Retranscrivez à l'identique tous les enregistrements ci-dessous, en omettant les images.

──────

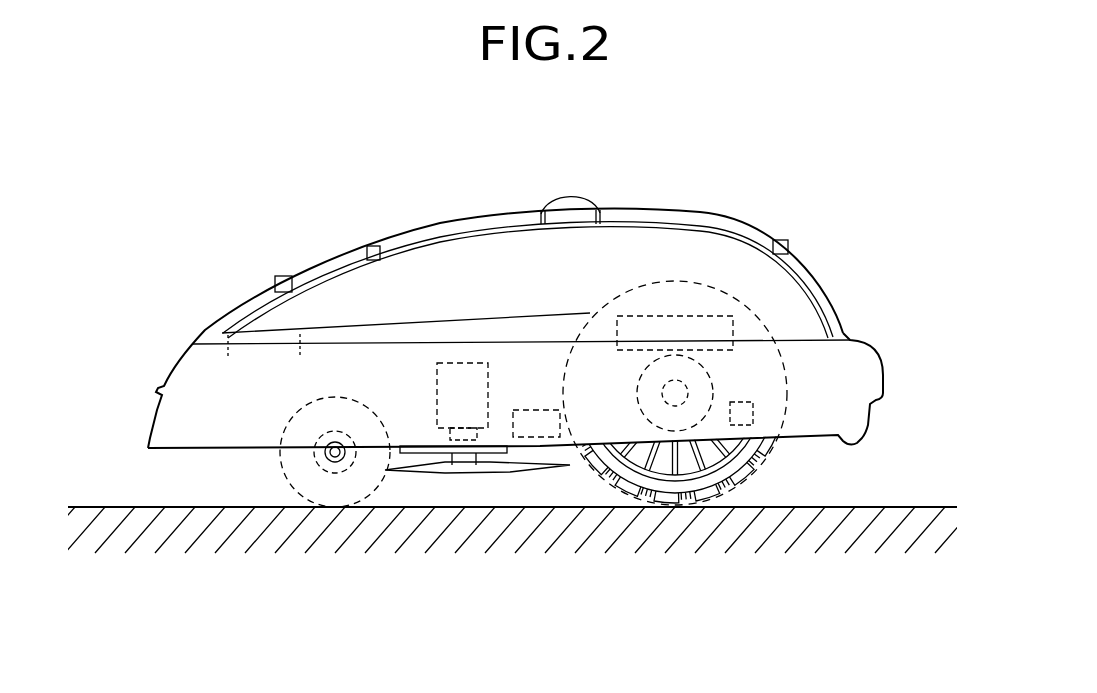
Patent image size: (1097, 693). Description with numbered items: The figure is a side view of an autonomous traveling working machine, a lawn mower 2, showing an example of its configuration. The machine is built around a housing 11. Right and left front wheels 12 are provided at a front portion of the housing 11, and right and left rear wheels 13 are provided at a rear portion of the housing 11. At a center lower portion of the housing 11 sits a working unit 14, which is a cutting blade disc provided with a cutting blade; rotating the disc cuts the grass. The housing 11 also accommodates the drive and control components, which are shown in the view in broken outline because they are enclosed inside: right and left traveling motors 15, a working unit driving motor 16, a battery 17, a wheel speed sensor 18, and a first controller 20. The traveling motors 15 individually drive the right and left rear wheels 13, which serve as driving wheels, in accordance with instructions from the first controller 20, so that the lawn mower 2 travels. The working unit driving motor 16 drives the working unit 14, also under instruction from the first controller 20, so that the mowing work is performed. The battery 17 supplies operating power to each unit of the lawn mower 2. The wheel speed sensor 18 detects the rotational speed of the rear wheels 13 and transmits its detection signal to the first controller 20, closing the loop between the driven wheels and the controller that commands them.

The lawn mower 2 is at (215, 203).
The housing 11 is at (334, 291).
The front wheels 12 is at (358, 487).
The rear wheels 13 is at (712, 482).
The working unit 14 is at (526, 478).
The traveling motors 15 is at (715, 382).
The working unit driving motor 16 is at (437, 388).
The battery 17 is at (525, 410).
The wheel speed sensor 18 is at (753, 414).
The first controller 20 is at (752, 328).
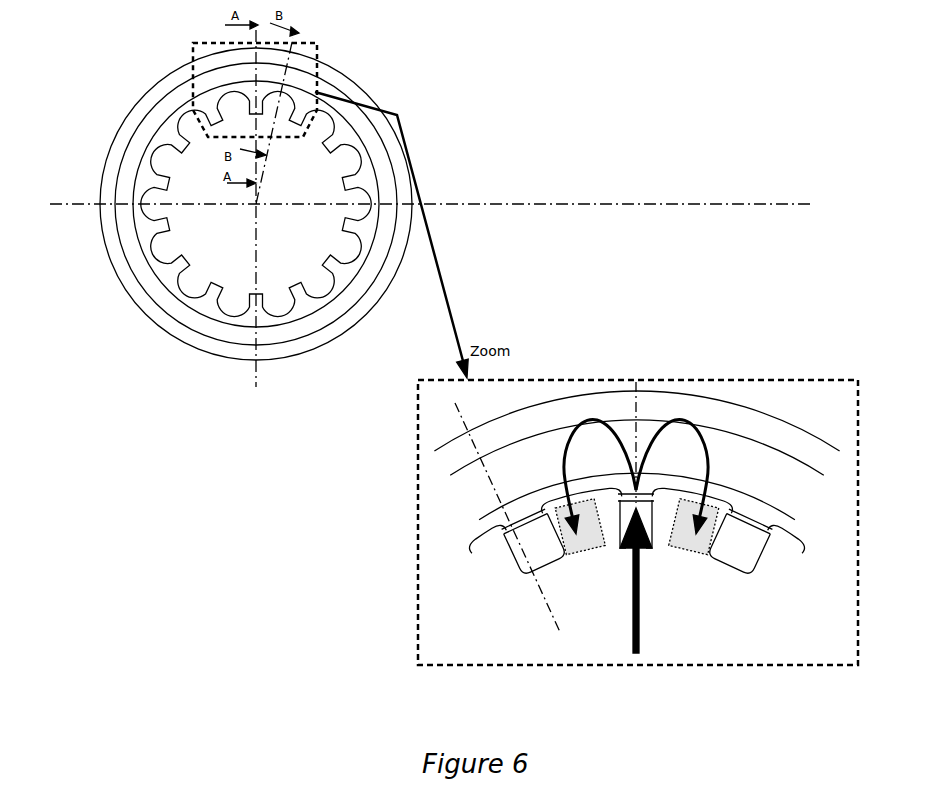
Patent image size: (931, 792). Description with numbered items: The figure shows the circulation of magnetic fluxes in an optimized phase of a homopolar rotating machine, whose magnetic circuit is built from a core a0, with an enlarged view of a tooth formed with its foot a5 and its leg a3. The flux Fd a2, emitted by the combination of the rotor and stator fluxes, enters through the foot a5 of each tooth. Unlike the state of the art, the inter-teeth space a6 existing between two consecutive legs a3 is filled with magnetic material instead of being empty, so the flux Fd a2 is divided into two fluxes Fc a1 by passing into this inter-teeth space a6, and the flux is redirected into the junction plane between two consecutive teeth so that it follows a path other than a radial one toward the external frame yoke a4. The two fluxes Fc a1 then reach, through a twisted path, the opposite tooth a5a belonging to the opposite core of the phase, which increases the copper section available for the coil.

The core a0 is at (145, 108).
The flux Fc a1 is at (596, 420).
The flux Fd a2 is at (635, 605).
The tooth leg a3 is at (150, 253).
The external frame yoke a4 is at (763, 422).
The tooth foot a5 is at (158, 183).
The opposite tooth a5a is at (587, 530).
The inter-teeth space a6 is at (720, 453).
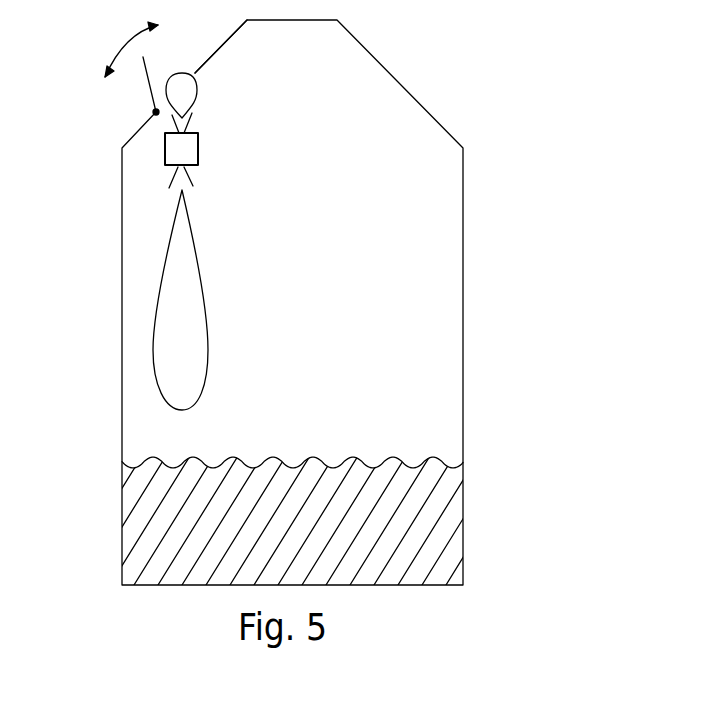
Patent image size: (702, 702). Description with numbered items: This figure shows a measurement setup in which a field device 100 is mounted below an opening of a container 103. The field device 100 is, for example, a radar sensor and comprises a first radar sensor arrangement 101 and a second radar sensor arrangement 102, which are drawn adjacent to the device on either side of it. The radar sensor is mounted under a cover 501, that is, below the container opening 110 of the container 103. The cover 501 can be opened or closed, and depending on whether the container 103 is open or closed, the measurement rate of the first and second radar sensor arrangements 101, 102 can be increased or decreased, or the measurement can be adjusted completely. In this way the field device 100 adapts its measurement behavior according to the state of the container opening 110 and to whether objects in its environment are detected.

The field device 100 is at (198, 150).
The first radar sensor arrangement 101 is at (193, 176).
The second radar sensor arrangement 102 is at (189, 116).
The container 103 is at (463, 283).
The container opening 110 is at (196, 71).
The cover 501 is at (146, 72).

──────

=== Solution ===
Patent image size: (1097, 693). Description with numbered items: The figure is a side view of an autonomous traveling working machine, a lawn mower 2, showing an example of its configuration. The machine is built around a housing 11. Right and left front wheels 12 are provided at a front portion of the housing 11, and right and left rear wheels 13 are provided at a rear portion of the housing 11. At a center lower portion of the housing 11 sits a working unit 14, which is a cutting blade disc provided with a cutting blade; rotating the disc cuts the grass. The housing 11 also accommodates the drive and control components, which are shown in the view in broken outline because they are enclosed inside: right and left traveling motors 15, a working unit driving motor 16, a battery 17, a wheel speed sensor 18, and a first controller 20. The traveling motors 15 individually drive the right and left rear wheels 13, which serve as driving wheels, in accordance with instructions from the first controller 20, so that the lawn mower 2 travels. The working unit driving motor 16 drives the working unit 14, also under instruction from the first controller 20, so that the mowing work is performed. The battery 17 supplies operating power to each unit of the lawn mower 2. The wheel speed sensor 18 detects the rotational speed of the rear wheels 13 and transmits its detection signal to the first controller 20, closing the loop between the driven wheels and the controller that commands them.

The lawn mower 2 is at (215, 203).
The housing 11 is at (334, 291).
The front wheels 12 is at (358, 487).
The rear wheels 13 is at (712, 482).
The working unit 14 is at (526, 478).
The traveling motors 15 is at (715, 382).
The working unit driving motor 16 is at (437, 388).
The battery 17 is at (525, 410).
The wheel speed sensor 18 is at (753, 414).
The first controller 20 is at (752, 328).
Patent image size: (931, 792). Description with numbered items: The figure shows the circulation of magnetic fluxes in an optimized phase of a homopolar rotating machine, whose magnetic circuit is built from a core a0, with an enlarged view of a tooth formed with its foot a5 and its leg a3. The flux Fd a2, emitted by the combination of the rotor and stator fluxes, enters through the foot a5 of each tooth. Unlike the state of the art, the inter-teeth space a6 existing between two consecutive legs a3 is filled with magnetic material instead of being empty, so the flux Fd a2 is divided into two fluxes Fc a1 by passing into this inter-teeth space a6, and the flux is redirected into the junction plane between two consecutive teeth so that it follows a path other than a radial one toward the external frame yoke a4. The two fluxes Fc a1 then reach, through a twisted path, the opposite tooth a5a belonging to the opposite core of the phase, which increases the copper section available for the coil.

The core a0 is at (145, 108).
The flux Fc a1 is at (596, 420).
The flux Fd a2 is at (635, 605).
The tooth leg a3 is at (150, 253).
The external frame yoke a4 is at (763, 422).
The tooth foot a5 is at (158, 183).
The opposite tooth a5a is at (587, 530).
The inter-teeth space a6 is at (720, 453).
Patent image size: (702, 702). Description with numbered items: This figure shows a measurement setup in which a field device 100 is mounted below an opening of a container 103. The field device 100 is, for example, a radar sensor and comprises a first radar sensor arrangement 101 and a second radar sensor arrangement 102, which are drawn adjacent to the device on either side of it. The radar sensor is mounted under a cover 501, that is, below the container opening 110 of the container 103. The cover 501 can be opened or closed, and depending on whether the container 103 is open or closed, the measurement rate of the first and second radar sensor arrangements 101, 102 can be increased or decreased, or the measurement can be adjusted completely. In this way the field device 100 adapts its measurement behavior according to the state of the container opening 110 and to whether objects in its environment are detected.

The field device 100 is at (198, 150).
The first radar sensor arrangement 101 is at (193, 176).
The second radar sensor arrangement 102 is at (189, 116).
The container 103 is at (463, 283).
The container opening 110 is at (196, 71).
The cover 501 is at (146, 72).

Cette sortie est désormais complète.